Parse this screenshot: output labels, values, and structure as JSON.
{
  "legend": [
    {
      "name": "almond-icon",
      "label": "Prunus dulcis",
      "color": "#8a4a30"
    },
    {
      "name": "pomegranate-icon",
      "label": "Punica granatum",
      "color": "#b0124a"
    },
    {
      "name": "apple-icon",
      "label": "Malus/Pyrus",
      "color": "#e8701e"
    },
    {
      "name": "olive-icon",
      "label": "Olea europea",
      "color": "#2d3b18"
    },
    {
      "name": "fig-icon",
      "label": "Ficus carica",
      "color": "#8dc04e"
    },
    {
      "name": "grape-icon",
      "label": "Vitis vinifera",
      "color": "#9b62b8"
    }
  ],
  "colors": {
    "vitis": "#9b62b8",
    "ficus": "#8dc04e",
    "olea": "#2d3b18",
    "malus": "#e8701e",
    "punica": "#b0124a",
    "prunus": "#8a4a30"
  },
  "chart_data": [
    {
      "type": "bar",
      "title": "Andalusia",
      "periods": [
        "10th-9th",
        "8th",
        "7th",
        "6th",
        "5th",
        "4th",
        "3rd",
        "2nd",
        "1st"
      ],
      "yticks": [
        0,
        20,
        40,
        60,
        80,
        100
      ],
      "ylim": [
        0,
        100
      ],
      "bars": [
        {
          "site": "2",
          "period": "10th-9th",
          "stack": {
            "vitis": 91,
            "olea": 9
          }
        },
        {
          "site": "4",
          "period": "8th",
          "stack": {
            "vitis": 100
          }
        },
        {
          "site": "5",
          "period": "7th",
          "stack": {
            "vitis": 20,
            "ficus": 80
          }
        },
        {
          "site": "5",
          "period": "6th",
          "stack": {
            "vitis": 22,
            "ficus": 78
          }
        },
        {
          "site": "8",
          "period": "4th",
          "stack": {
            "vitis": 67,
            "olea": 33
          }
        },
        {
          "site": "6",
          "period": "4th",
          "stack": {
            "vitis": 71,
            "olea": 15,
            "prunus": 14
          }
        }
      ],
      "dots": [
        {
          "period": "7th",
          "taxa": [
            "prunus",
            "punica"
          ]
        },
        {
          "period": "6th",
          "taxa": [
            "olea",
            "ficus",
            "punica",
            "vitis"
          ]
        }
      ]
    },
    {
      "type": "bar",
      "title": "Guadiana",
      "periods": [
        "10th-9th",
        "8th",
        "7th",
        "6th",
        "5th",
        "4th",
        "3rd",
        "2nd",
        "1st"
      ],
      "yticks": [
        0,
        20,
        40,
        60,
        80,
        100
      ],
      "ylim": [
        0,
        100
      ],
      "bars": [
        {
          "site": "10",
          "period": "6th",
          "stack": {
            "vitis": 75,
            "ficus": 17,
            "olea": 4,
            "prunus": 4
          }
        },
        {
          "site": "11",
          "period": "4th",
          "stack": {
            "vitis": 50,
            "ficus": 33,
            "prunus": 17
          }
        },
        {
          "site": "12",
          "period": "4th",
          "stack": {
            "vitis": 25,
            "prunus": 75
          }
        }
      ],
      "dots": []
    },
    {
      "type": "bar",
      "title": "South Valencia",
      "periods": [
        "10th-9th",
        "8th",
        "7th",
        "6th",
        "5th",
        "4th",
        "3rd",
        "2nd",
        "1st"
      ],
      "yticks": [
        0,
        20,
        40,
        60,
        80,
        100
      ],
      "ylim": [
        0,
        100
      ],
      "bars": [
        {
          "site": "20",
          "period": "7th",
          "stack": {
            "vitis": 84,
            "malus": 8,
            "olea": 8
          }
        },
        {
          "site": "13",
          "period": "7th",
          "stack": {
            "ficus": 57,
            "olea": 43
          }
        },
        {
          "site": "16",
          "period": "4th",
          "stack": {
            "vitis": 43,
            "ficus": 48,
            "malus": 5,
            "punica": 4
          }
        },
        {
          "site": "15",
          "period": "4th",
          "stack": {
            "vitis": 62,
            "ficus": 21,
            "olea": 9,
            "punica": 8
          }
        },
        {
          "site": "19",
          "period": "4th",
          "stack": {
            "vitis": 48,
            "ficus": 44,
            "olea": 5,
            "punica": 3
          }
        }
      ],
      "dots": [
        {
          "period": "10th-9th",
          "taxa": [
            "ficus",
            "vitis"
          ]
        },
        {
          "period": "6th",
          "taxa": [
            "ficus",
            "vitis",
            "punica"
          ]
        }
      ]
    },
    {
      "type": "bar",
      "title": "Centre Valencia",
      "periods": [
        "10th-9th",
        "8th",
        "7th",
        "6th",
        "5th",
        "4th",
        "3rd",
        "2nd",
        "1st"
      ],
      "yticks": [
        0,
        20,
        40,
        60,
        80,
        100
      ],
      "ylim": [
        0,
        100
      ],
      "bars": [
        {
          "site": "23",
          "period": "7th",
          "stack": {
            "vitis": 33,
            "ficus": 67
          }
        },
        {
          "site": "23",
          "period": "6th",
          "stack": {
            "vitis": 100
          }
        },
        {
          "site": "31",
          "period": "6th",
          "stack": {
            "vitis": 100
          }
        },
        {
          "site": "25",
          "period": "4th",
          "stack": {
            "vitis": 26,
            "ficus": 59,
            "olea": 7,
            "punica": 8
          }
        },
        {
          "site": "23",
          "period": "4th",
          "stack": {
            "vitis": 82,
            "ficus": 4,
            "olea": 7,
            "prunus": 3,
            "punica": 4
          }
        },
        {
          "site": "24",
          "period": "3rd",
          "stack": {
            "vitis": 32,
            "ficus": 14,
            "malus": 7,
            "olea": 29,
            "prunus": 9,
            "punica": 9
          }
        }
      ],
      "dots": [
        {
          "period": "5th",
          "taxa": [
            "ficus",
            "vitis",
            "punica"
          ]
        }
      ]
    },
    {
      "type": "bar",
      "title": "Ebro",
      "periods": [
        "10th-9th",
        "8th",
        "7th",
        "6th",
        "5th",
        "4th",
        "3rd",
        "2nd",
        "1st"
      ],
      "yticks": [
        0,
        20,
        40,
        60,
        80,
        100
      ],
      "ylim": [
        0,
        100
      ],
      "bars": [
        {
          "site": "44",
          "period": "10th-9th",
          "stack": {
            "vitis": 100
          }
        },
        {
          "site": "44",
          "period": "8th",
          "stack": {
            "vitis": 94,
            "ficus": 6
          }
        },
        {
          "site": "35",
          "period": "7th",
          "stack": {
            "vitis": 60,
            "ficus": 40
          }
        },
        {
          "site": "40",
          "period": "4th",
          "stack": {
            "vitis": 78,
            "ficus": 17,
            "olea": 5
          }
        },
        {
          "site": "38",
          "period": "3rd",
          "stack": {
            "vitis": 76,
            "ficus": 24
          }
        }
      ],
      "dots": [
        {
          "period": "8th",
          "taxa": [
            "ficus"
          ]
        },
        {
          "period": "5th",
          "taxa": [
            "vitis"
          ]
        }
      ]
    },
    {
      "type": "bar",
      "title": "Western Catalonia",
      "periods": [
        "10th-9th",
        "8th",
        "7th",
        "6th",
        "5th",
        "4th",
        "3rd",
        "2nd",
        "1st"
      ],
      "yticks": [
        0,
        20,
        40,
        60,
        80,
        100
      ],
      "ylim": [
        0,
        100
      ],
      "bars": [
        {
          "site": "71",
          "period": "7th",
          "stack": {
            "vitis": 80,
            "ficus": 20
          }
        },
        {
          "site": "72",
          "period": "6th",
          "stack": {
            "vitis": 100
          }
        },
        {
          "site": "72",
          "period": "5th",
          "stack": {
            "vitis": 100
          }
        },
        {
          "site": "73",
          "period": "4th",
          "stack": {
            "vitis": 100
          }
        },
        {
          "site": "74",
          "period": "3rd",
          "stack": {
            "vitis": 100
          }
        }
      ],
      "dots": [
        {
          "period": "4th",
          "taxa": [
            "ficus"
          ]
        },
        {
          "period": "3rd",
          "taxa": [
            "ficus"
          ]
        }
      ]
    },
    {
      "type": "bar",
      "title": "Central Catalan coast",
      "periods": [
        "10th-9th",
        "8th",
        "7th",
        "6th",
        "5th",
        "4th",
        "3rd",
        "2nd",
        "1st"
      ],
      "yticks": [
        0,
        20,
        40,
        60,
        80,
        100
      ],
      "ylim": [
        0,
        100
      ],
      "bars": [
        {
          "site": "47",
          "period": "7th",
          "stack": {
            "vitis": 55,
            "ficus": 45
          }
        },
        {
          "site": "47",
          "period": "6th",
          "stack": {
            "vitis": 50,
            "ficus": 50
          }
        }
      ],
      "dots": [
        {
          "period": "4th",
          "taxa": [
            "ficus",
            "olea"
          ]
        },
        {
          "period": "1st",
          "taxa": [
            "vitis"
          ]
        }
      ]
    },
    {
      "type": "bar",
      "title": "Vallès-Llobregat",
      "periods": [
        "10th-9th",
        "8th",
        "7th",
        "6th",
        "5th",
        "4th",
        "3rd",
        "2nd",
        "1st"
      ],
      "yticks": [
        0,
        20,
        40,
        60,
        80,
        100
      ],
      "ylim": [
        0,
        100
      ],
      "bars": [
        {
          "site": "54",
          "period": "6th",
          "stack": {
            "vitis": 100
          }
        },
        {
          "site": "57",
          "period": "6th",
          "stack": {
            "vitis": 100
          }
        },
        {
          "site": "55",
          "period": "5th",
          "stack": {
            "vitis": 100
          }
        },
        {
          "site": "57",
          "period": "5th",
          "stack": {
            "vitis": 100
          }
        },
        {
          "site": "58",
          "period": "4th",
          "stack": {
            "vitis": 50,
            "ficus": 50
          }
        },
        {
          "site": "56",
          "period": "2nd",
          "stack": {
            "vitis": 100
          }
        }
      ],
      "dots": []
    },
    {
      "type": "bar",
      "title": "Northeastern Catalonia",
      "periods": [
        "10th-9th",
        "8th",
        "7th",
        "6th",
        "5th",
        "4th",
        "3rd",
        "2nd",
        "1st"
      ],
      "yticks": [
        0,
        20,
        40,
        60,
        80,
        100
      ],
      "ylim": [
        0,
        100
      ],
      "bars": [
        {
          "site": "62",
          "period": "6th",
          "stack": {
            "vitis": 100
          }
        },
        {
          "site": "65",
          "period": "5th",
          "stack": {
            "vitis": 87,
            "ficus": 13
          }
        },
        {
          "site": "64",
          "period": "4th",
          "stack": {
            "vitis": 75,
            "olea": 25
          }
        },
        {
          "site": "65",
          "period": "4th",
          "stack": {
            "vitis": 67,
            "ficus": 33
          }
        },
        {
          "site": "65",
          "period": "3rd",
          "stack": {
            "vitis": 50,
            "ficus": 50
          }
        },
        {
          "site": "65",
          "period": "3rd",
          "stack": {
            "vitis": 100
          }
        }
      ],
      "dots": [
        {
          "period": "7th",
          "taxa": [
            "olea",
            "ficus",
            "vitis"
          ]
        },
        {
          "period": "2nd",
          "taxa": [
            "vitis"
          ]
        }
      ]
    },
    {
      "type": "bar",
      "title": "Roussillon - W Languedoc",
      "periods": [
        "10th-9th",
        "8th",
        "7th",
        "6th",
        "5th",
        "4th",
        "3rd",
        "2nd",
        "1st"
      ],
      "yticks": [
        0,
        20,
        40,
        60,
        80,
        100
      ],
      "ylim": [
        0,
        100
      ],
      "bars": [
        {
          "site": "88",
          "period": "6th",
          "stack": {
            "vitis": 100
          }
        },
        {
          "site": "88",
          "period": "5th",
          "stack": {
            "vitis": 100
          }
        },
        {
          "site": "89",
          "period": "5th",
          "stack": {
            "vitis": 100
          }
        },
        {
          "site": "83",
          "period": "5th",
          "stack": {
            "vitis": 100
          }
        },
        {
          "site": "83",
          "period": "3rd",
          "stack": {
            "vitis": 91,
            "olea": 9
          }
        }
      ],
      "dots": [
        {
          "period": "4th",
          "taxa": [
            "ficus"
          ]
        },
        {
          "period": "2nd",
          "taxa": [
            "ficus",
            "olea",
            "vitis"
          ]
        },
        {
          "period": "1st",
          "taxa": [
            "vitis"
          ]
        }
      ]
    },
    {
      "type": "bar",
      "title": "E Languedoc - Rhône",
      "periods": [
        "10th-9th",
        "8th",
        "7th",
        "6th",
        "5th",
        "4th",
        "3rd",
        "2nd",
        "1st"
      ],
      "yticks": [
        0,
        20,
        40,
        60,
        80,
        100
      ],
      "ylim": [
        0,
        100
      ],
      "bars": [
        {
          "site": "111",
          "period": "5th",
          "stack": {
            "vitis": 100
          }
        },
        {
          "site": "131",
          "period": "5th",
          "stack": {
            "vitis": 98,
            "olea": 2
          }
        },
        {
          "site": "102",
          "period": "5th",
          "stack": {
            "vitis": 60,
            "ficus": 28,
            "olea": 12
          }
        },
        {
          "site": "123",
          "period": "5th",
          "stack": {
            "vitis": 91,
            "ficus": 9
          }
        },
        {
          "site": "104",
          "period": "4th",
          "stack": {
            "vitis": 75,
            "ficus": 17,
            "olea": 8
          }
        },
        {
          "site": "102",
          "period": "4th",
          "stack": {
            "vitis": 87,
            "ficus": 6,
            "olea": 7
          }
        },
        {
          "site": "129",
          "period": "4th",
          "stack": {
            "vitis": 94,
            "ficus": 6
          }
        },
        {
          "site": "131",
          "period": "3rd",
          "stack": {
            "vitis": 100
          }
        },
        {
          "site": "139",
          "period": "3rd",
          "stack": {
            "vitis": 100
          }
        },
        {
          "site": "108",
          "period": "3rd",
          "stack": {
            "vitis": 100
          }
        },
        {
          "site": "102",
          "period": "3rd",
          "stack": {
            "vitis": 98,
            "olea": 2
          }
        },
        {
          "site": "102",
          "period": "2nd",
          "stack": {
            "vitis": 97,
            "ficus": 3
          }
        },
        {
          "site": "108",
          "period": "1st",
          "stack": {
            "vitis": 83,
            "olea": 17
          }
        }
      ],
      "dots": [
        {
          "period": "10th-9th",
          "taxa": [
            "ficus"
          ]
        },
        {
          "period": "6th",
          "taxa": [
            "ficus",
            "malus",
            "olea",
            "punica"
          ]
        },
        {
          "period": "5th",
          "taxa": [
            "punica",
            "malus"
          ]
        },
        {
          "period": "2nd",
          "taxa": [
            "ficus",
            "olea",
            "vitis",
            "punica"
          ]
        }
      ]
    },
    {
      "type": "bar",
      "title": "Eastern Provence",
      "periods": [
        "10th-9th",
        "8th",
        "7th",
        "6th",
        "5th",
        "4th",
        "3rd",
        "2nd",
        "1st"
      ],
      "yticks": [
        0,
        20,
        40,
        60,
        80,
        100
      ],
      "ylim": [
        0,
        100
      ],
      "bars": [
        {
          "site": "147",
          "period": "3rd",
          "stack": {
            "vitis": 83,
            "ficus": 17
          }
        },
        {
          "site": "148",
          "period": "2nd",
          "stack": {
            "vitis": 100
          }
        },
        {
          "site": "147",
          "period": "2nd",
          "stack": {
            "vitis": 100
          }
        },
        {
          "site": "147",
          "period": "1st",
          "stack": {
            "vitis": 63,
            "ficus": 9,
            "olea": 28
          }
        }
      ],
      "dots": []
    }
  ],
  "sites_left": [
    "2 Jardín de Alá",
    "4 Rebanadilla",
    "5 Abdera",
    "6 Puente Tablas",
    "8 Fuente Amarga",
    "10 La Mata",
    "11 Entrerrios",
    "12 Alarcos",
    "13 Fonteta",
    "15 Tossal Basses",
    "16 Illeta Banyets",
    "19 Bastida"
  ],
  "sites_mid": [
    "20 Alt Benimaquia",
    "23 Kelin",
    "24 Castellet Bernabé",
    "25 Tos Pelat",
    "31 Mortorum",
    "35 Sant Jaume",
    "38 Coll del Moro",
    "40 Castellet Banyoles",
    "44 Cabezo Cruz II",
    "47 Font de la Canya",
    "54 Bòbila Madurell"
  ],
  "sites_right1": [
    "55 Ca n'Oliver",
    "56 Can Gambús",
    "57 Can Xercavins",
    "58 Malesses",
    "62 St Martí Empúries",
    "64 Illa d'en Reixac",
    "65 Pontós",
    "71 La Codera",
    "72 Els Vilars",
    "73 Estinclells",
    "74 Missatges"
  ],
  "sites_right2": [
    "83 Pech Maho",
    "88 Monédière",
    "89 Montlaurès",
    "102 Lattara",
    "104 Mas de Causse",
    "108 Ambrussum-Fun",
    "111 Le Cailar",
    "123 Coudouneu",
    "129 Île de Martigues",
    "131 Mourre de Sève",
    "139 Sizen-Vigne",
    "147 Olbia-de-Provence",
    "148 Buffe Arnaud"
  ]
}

:::::

**Directions**.
Count every line above that holds the word "icon", and state the number and nothing more.

**Response below**.
6